SOURCE EXTRACT:
When wealthy countries ship their waste to less wealthy countries, those on the receiving end are then more likely to be framed as polluters when plastics shipped to their countries drift into waterways. For example, in 2016, The Ocean Conservancy published a report stating that 60% of the oceans’ plastic pollution was caused by China, Indonesia, the Philippines, Thailand, and Viet Nam. Another study found that 95% of ocean plastic pollution came from eight Asian rivers and two African rivers. What some Asian environmental activists, forming the coalition Break Free from Plastic (BFFP), have started to do, though, is to identify the names of the brands that have washed into the oceans and to publicize the waste produced by these brands. In so doing, the activists have effectively intercepted the media blame aimed at end consumers and placed it squarely on the original corporate producers of food packaging and other single-use plastic. BFFP has now grown into 11,000 organizations and individual members around the world, and as a result of their global brand audits, unwanted attention has been directed at Coca-Cola, PepsiCo, Nestle, Unilever, Mondelez international, Mars Inc., Procter & Gamble, Philip Morris International, and Colgate-Palmolive. In addition to placing pressure on corporations to reduce their plastic waste and pay for the waste streams they create, BFFP led a campaign that resulted in amending the international treaty that regulates transboundary movements of hazardous wastes and their disposal so that countries like the U.S. can’t just use the world as our dumping ground.
I think these issues of packaging and waste are critical for the food industry to consider as the world reckons with the devastating effects of global warming. The inconsistent regulation of waste streams, enabling plastics to fill the world’s oceans, relates to the inconsistency in fishing laws that is resulting in the threat of fishing population collapses around the globe. It is a global and micro-local issue that asks each of us what we will sacrifice and how we will re-organize our eating and other daily habits in order to care for the other people, plants, and animals with which we’re interdependent.
Thanks for bringing up the topic of gender norms and food, Becky. Like you pointed out, preparing and serving food in the home - largely and stereotypically by women - is given an almost servile status, but male chefs dominate public spaces and are accorded all kinds of professional status. Women experience all kinds of discrimination, belittling, harassment, exclusion, and erasure in these spaces and are rarely accorded the status that men regularly achieve. It's interesting how the very same process is defined so differently when performed by different bodies. Though different, it reminds me of education systems in which women tend to occupy the teaching positions that are given lower status while men are much more likely to be promoted to administrative positions, making significantly higher salaries and holding significantly more power.

DATA LINES:
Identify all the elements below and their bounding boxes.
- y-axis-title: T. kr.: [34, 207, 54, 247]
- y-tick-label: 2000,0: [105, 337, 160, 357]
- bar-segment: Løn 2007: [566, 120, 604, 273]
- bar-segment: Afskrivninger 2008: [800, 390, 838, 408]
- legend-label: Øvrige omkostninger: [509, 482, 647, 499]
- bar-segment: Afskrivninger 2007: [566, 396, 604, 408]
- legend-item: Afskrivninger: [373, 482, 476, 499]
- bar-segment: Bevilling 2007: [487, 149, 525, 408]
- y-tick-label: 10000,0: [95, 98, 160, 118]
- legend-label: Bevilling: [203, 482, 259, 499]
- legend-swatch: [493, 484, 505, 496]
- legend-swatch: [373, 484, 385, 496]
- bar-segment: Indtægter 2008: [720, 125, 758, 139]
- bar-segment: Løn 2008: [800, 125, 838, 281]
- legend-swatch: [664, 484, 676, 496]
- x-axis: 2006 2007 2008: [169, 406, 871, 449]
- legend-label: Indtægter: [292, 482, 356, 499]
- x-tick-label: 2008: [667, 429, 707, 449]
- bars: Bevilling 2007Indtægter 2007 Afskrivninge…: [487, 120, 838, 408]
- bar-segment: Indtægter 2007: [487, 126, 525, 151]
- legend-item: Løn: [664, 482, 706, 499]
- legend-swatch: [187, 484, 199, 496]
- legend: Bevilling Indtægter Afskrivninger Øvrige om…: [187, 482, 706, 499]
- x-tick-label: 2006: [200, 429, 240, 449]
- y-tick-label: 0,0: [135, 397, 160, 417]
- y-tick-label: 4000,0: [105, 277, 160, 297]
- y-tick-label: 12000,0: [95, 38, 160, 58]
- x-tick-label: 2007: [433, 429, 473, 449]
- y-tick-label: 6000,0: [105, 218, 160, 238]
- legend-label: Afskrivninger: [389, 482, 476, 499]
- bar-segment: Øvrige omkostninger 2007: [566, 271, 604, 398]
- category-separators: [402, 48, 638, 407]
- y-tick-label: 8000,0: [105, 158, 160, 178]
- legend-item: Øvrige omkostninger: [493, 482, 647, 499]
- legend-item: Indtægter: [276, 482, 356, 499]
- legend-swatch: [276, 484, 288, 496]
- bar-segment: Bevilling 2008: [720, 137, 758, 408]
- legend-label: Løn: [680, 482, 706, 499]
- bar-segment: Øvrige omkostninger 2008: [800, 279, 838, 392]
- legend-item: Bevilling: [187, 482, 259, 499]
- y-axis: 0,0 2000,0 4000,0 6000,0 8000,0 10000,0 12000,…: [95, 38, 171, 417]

SET PROBLEM 1:
Translate this sentence from the source extract into Spanish: "Another study found that 95% of ocean plastic pollution came from eight Asian rivers and two African rivers."
SET PROBLEM 2:
Reproduce the source extract word for word, everything from "Thanks for bringing" down to "significantly more power.".

EXERCISE OUTPUT 1:
Otro estudio halló que el 95 % de la contaminación por plásticos en los océanos provenía de ocho ríos asiáticos y dos ríos africanos.

EXERCISE OUTPUT 2:
Thanks for bringing up the topic of gender norms and food, Becky. Like you pointed out, preparing and serving food in the home - largely and stereotypically by women - is given an almost servile status, but male chefs dominate public spaces and are accorded all kinds of professional status. Women experience all kinds of discrimination, belittling, harassment, exclusion, and erasure in these spaces and are rarely accorded the status that men regularly achieve. It's interesting how the very same process is defined so differently when performed by different bodies. Though different, it reminds me of education systems in which women tend to occupy the teaching positions that are given lower status while men are much more likely to be promoted to administrative positions, making significantly higher salaries and holding significantly more power.